**Exercise directions:** Without altering anything, repeat each of the records.

Part of a data file:
════════════════════
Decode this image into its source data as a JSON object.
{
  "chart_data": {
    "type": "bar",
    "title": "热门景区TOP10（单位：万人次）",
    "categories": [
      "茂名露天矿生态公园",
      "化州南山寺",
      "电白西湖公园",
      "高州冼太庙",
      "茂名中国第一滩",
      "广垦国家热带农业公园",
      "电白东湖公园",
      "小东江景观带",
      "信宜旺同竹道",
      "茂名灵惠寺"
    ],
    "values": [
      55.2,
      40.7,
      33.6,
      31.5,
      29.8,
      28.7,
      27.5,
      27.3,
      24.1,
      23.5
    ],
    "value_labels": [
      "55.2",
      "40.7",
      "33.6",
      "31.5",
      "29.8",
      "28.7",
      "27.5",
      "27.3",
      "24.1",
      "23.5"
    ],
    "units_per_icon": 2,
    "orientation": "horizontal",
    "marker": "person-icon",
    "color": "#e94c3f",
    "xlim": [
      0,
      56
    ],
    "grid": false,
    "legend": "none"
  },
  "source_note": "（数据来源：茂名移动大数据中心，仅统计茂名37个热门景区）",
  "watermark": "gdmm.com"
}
════════════════════
**Result of the exercise:**
Decode this image into its source data as a JSON object.
{
  "chart_data": {
    "type": "bar",
    "title": "热门景区TOP10（单位：万人次）",
    "categories": [
      "茂名露天矿生态公园",
      "化州南山寺",
      "电白西湖公园",
      "高州冼太庙",
      "茂名中国第一滩",
      "广垦国家热带农业公园",
      "电白东湖公园",
      "小东江景观带",
      "信宜旺同竹道",
      "茂名灵惠寺"
    ],
    "values": [
      55.2,
      40.7,
      33.6,
      31.5,
      29.8,
      28.7,
      27.5,
      27.3,
      24.1,
      23.5
    ],
    "value_labels": [
      "55.2",
      "40.7",
      "33.6",
      "31.5",
      "29.8",
      "28.7",
      "27.5",
      "27.3",
      "24.1",
      "23.5"
    ],
    "units_per_icon": 2,
    "orientation": "horizontal",
    "marker": "person-icon",
    "color": "#e94c3f",
    "xlim": [
      0,
      56
    ],
    "grid": false,
    "legend": "none"
  },
  "source_note": "（数据来源：茂名移动大数据中心，仅统计茂名37个热门景区）",
  "watermark": "gdmm.com"
}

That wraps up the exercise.